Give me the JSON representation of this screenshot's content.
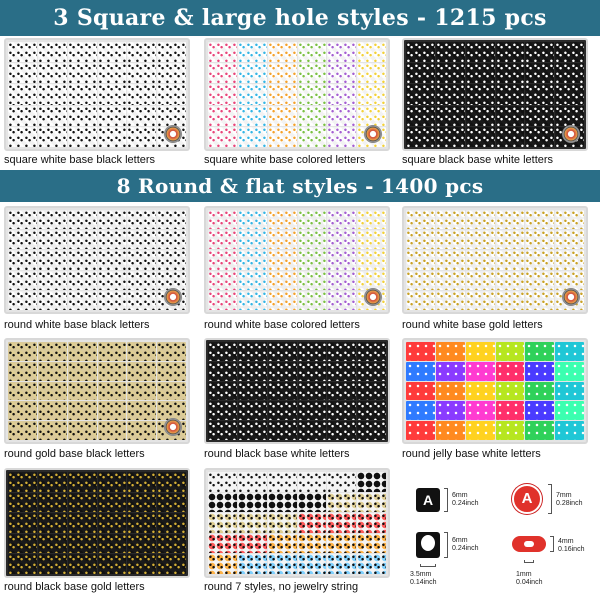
{
  "banners": {
    "square": "3 Square & large hole styles - 1215 pcs",
    "round": "8 Round & flat styles - 1400 pcs"
  },
  "products": [
    {
      "caption": "square white base black letters",
      "base": "#f2f2f2",
      "bead": "#ffffff",
      "letter": "#111111",
      "shape": "square"
    },
    {
      "caption": "square white base colored letters",
      "base": "#f2f2f2",
      "bead": "#ffffff",
      "letter": "multi",
      "shape": "square"
    },
    {
      "caption": "square black base white letters",
      "base": "#1a1a1a",
      "bead": "#111111",
      "letter": "#ffffff",
      "shape": "square"
    },
    {
      "caption": "round white base black letters",
      "base": "#eeeeee",
      "bead": "#ffffff",
      "letter": "#111111",
      "shape": "round"
    },
    {
      "caption": "round white base colored letters",
      "base": "#eeeeee",
      "bead": "#ffffff",
      "letter": "multi",
      "shape": "round"
    },
    {
      "caption": "round white base gold letters",
      "base": "#eeeeee",
      "bead": "#ffffff",
      "letter": "#c9a227",
      "shape": "round"
    },
    {
      "caption": "round gold base black letters",
      "base": "#d9c99a",
      "bead": "#e0cf93",
      "letter": "#111111",
      "shape": "round"
    },
    {
      "caption": "round black base white letters",
      "base": "#1a1a1a",
      "bead": "#111111",
      "letter": "#ffffff",
      "shape": "round"
    },
    {
      "caption": "round jelly base white letters",
      "base": "#ffffff",
      "bead": "jelly",
      "letter": "#ffffff",
      "shape": "round"
    },
    {
      "caption": "round black base gold letters",
      "base": "#1a1a1a",
      "bead": "#111111",
      "letter": "#d4af37",
      "shape": "round"
    },
    {
      "caption": "round 7 styles, no jewelry string",
      "base": "#f4f4f4",
      "bead": "mixed",
      "letter": "#111111",
      "shape": "round"
    }
  ],
  "spec": {
    "square_letter": "A",
    "round_letter": "A",
    "square_size_mm": "6mm",
    "square_size_in": "0.24inch",
    "round_size_mm": "7mm",
    "round_size_in": "0.28inch",
    "square_side_mm": "6mm",
    "square_side_in": "0.24inch",
    "round_side_mm": "4mm",
    "round_side_in": "0.16inch",
    "square_hole_mm": "3.5mm",
    "square_hole_in": "0.14inch",
    "round_hole_mm": "1mm",
    "round_hole_in": "0.04inch"
  }
}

§

Your instructions ▸ Every entry should be returned exactly as written, minus the pictures.

Exercise output ▸
Give me the JSON representation of this screenshot's content.
{
  "banners": {
    "square": "3 Square & large hole styles - 1215 pcs",
    "round": "8 Round & flat styles - 1400 pcs"
  },
  "products": [
    {
      "caption": "square white base black letters",
      "base": "#f2f2f2",
      "bead": "#ffffff",
      "letter": "#111111",
      "shape": "square"
    },
    {
      "caption": "square white base colored letters",
      "base": "#f2f2f2",
      "bead": "#ffffff",
      "letter": "multi",
      "shape": "square"
    },
    {
      "caption": "square black base white letters",
      "base": "#1a1a1a",
      "bead": "#111111",
      "letter": "#ffffff",
      "shape": "square"
    },
    {
      "caption": "round white base black letters",
      "base": "#eeeeee",
      "bead": "#ffffff",
      "letter": "#111111",
      "shape": "round"
    },
    {
      "caption": "round white base colored letters",
      "base": "#eeeeee",
      "bead": "#ffffff",
      "letter": "multi",
      "shape": "round"
    },
    {
      "caption": "round white base gold letters",
      "base": "#eeeeee",
      "bead": "#ffffff",
      "letter": "#c9a227",
      "shape": "round"
    },
    {
      "caption": "round gold base black letters",
      "base": "#d9c99a",
      "bead": "#e0cf93",
      "letter": "#111111",
      "shape": "round"
    },
    {
      "caption": "round black base white letters",
      "base": "#1a1a1a",
      "bead": "#111111",
      "letter": "#ffffff",
      "shape": "round"
    },
    {
      "caption": "round jelly base white letters",
      "base": "#ffffff",
      "bead": "jelly",
      "letter": "#ffffff",
      "shape": "round"
    },
    {
      "caption": "round black base gold letters",
      "base": "#1a1a1a",
      "bead": "#111111",
      "letter": "#d4af37",
      "shape": "round"
    },
    {
      "caption": "round 7 styles, no jewelry string",
      "base": "#f4f4f4",
      "bead": "mixed",
      "letter": "#111111",
      "shape": "round"
    }
  ],
  "spec": {
    "square_letter": "A",
    "round_letter": "A",
    "square_size_mm": "6mm",
    "square_size_in": "0.24inch",
    "round_size_mm": "7mm",
    "round_size_in": "0.28inch",
    "square_side_mm": "6mm",
    "square_side_in": "0.24inch",
    "round_side_mm": "4mm",
    "round_side_in": "0.16inch",
    "square_hole_mm": "3.5mm",
    "square_hole_in": "0.14inch",
    "round_hole_mm": "1mm",
    "round_hole_in": "0.04inch"
  }
}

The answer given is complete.